How many lines hold the string "heading"? Reply with the number alone.
----- RECORDS PROVIDED
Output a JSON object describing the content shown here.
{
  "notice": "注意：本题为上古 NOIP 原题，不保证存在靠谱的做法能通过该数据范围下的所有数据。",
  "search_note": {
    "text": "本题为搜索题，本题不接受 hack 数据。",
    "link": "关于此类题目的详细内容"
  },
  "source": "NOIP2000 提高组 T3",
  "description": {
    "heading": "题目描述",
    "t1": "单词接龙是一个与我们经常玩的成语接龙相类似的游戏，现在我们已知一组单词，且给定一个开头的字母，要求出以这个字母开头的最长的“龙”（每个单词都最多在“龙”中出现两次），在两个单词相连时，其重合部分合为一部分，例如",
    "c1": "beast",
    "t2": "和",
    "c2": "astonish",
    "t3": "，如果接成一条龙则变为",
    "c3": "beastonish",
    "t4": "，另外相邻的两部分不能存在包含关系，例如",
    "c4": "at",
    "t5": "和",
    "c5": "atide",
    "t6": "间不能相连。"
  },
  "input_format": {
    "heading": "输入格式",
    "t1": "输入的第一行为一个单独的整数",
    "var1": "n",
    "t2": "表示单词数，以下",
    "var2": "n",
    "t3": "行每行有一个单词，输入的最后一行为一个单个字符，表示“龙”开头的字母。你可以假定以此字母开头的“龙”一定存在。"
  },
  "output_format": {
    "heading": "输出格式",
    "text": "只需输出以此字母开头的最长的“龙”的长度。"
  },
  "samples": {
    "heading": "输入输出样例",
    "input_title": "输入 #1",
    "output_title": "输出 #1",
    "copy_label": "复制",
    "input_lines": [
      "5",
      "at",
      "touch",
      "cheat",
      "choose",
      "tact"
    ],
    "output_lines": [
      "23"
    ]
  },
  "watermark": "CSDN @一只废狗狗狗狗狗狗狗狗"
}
----------
----- RECORDS PROVIDED
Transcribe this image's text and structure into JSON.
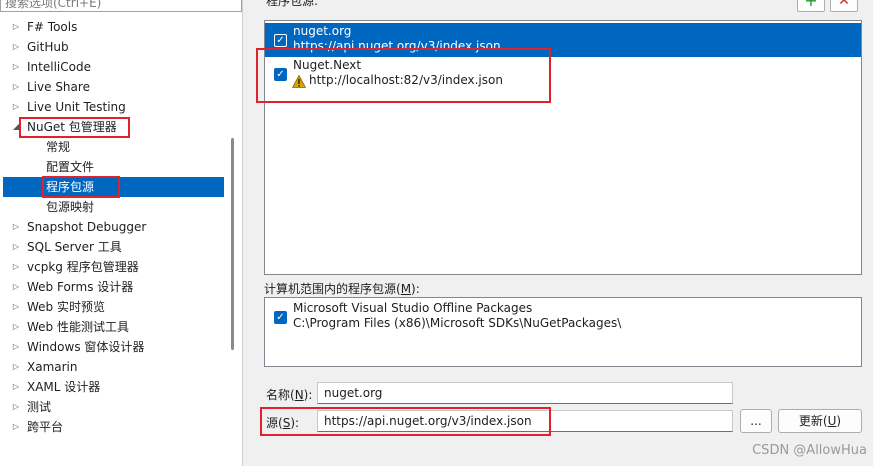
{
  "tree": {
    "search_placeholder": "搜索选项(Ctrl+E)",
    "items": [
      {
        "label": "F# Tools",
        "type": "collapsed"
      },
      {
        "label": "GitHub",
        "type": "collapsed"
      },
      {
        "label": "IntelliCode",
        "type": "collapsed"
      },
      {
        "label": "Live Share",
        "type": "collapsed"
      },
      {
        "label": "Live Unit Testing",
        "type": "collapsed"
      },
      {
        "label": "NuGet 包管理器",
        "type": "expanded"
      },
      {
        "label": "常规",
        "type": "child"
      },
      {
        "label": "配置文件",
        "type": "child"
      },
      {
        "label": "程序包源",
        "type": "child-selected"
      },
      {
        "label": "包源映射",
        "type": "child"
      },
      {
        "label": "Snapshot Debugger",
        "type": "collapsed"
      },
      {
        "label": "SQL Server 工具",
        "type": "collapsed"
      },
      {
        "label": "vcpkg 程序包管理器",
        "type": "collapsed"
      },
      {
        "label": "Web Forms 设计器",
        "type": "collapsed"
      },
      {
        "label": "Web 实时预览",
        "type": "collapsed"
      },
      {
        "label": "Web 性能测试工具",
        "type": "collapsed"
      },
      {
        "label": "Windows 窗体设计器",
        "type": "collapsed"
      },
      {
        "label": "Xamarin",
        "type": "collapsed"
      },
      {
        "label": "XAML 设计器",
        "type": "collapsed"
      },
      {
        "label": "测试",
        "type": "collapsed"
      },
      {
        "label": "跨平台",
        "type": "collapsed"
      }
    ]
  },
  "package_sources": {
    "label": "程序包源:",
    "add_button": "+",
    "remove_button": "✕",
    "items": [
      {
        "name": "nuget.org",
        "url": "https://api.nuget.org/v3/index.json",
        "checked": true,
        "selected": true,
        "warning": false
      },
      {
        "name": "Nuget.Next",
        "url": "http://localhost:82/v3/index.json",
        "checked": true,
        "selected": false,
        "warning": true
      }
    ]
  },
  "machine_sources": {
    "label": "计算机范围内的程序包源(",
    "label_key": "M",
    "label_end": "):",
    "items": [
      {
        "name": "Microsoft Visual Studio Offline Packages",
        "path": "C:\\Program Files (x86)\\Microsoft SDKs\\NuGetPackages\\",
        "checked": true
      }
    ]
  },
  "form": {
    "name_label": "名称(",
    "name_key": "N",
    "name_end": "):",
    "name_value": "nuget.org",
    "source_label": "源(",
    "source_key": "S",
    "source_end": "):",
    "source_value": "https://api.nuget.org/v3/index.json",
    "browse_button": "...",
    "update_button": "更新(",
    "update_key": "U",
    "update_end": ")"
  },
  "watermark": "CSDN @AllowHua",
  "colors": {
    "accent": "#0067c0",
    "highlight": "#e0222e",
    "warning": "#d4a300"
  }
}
----------
----- RECORDS PROVIDED
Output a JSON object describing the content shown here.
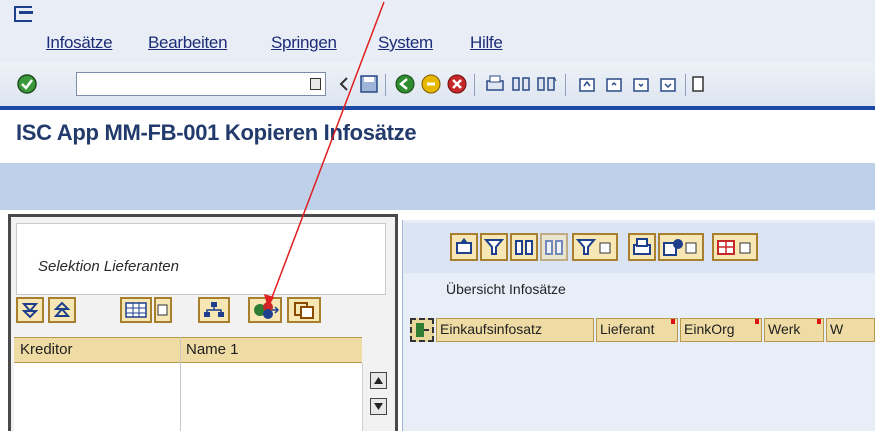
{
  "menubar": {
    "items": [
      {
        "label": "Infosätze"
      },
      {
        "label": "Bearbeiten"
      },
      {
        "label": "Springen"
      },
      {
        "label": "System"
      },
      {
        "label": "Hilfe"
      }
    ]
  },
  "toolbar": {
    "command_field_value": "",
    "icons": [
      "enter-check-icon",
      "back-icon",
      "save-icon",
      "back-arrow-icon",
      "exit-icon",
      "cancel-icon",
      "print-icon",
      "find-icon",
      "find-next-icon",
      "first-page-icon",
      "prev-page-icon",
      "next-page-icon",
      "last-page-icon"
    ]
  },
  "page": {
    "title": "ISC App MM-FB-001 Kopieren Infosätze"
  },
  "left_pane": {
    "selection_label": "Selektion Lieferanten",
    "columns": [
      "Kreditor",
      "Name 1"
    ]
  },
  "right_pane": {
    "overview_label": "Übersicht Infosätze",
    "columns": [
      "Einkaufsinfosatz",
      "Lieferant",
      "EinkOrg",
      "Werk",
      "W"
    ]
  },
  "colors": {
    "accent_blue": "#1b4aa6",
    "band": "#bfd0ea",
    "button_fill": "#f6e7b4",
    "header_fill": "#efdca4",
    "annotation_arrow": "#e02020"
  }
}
----------
## ANSWER FOR THE TASK
4